**AVAILABLE DATA**

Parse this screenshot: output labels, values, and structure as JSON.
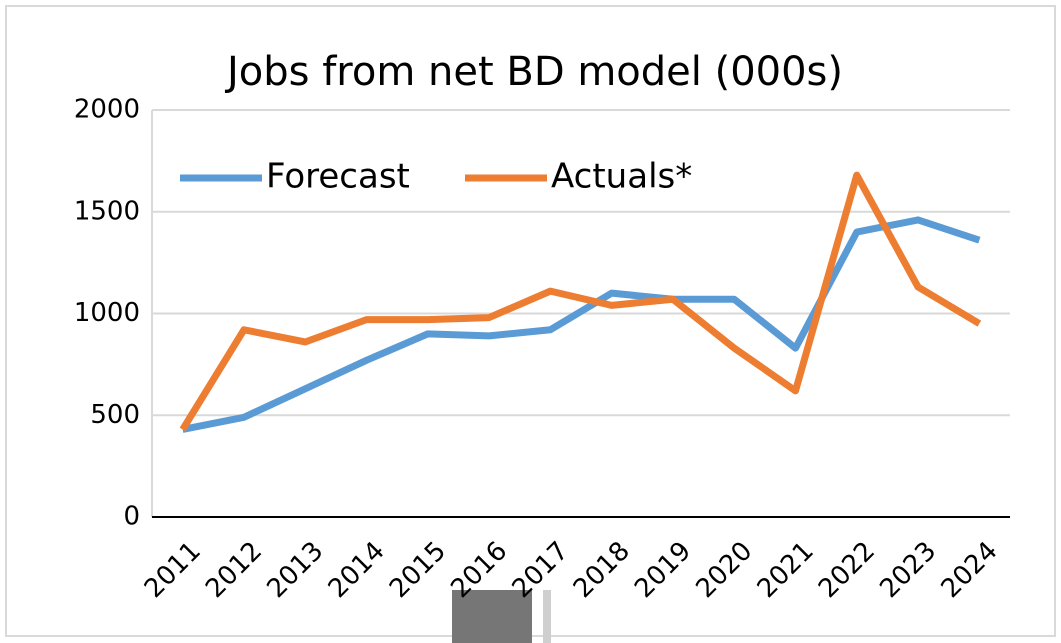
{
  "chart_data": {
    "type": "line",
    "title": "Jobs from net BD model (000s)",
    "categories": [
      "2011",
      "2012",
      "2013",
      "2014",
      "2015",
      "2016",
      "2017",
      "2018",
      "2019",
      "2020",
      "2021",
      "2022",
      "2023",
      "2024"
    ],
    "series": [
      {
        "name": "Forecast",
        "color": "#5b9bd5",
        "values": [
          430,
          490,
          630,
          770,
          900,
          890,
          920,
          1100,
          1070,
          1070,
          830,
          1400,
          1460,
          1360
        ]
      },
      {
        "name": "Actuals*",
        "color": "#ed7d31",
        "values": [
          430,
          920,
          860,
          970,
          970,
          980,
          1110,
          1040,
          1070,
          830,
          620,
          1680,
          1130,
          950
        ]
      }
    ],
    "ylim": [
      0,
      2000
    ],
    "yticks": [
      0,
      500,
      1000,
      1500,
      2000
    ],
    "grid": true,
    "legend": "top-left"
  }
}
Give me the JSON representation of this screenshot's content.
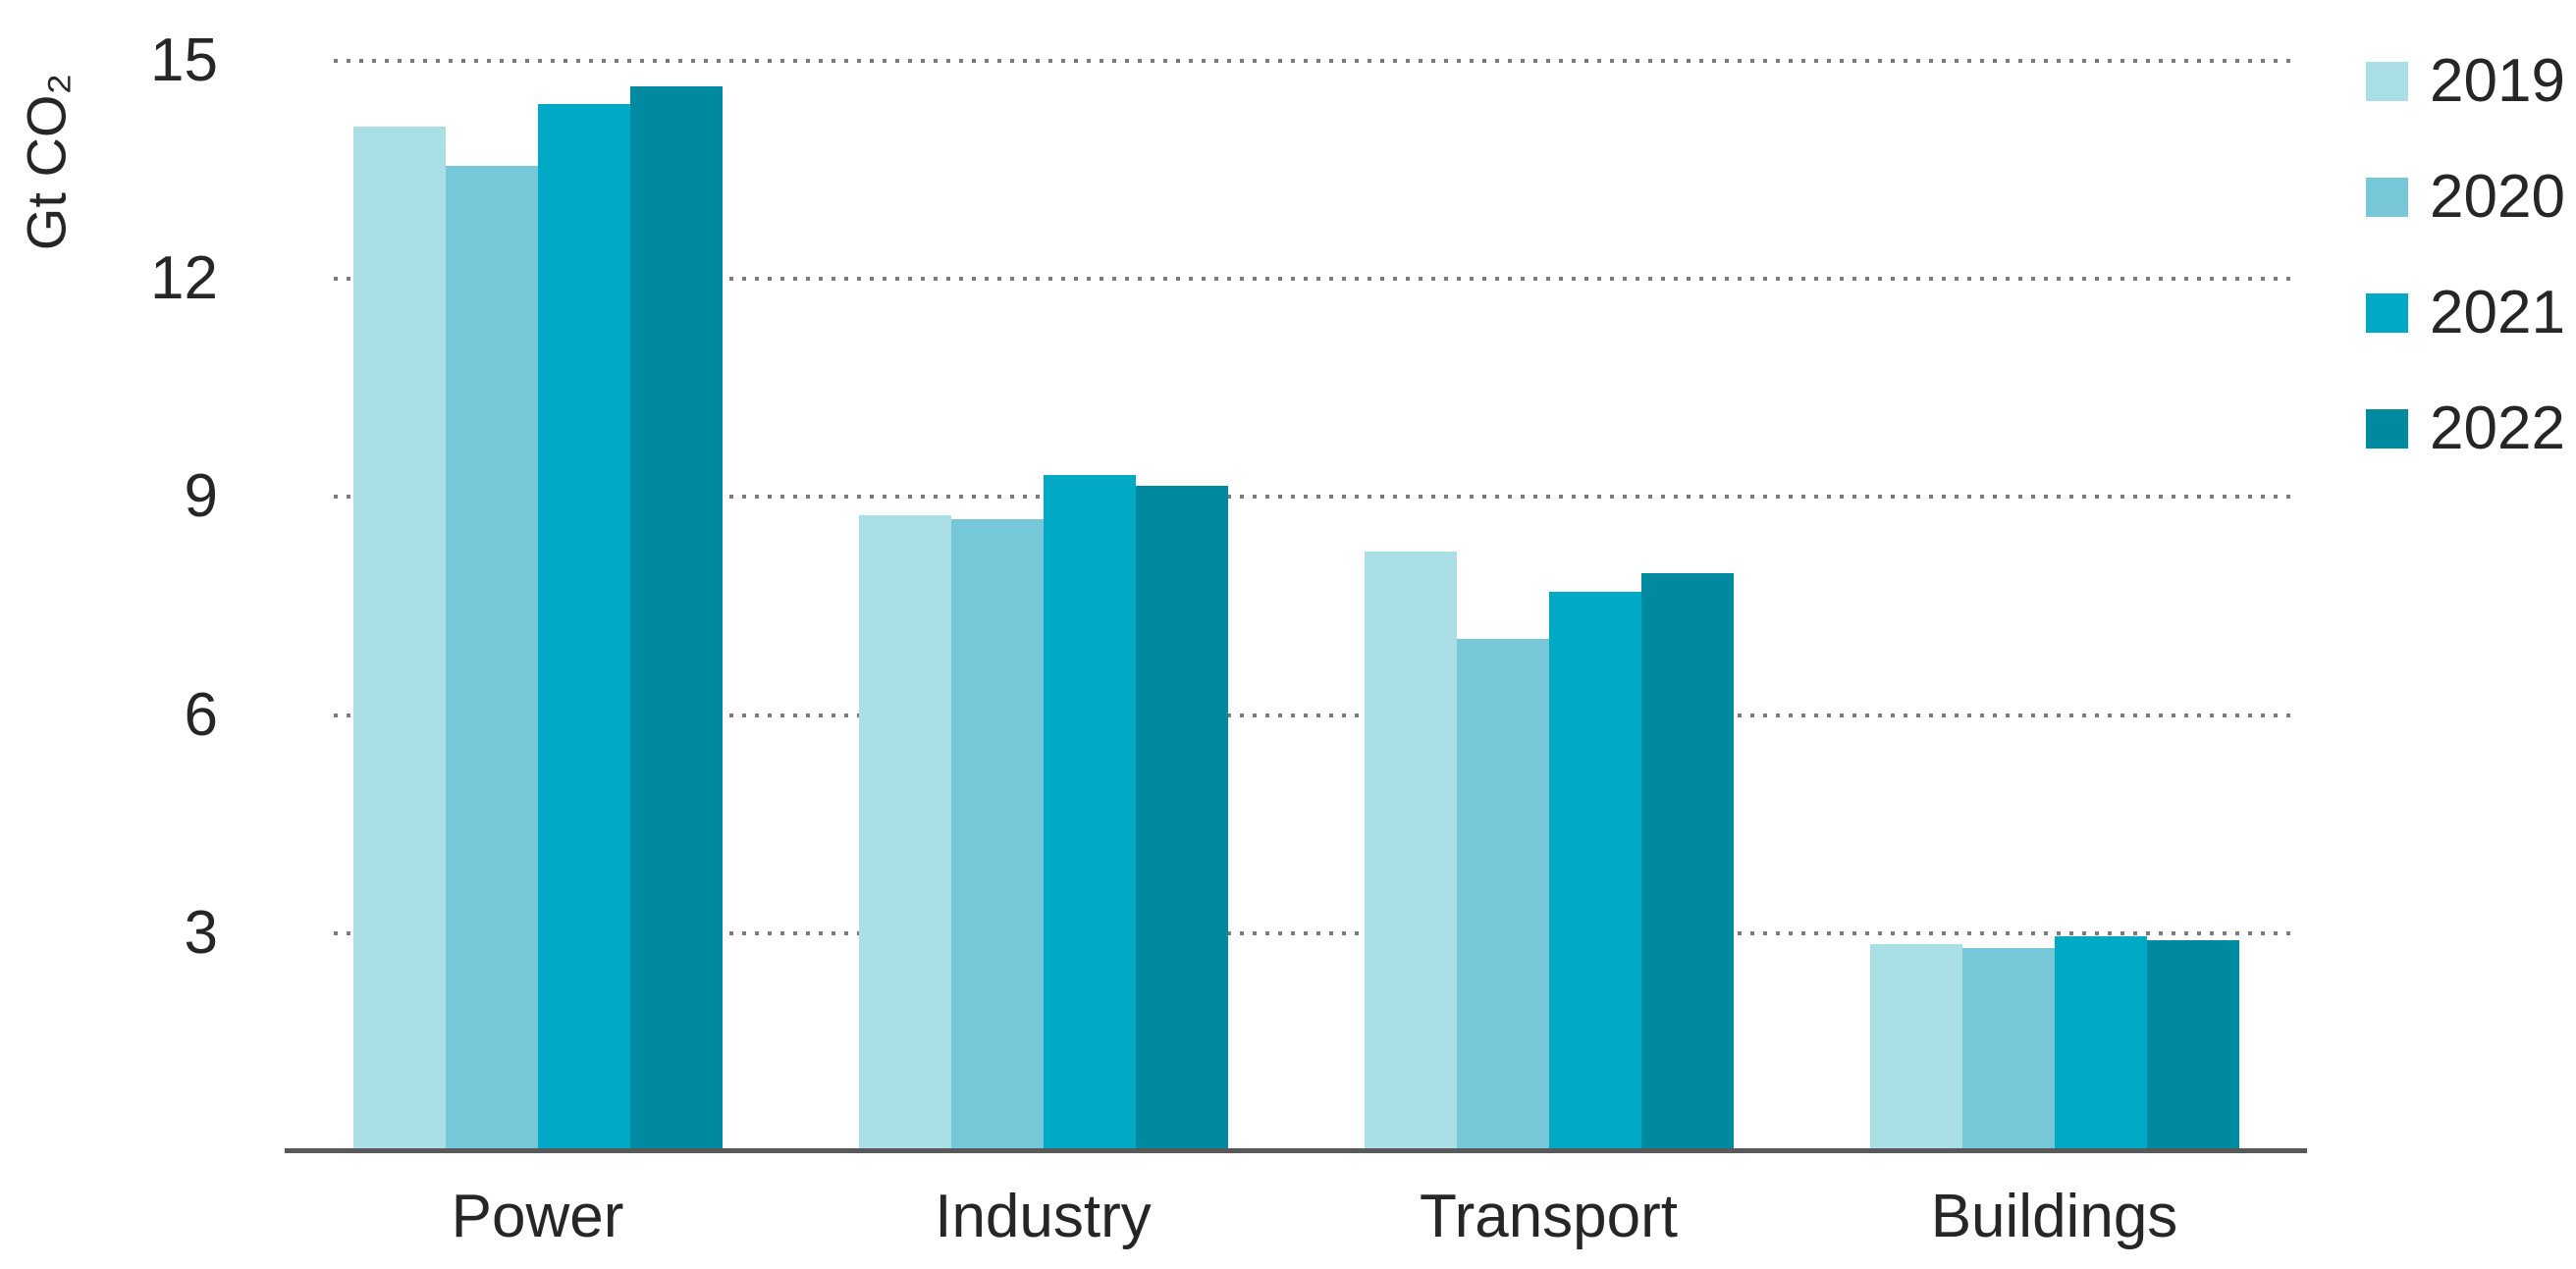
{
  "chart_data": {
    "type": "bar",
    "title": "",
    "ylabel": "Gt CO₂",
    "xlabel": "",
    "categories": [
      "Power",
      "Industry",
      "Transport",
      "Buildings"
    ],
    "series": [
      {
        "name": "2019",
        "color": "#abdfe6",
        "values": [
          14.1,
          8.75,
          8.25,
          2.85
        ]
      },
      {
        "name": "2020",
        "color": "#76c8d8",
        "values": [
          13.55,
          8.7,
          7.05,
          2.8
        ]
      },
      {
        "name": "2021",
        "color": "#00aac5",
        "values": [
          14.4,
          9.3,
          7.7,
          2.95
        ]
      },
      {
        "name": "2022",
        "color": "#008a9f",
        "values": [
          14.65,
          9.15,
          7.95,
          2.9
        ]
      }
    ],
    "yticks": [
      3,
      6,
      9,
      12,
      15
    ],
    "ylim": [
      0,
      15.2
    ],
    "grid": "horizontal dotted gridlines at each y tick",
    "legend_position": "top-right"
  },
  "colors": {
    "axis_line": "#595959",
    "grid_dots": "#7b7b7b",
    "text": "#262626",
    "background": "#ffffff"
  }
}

**WHAT YOU NEED TO DO**
Copy out each line of the listing that holds "JSON".

**ANSWER TO THE PROBLEM**
Parse this screenshot: output labels, values, and structure as JSON.
Give me the JSON representation of this screenshot's content.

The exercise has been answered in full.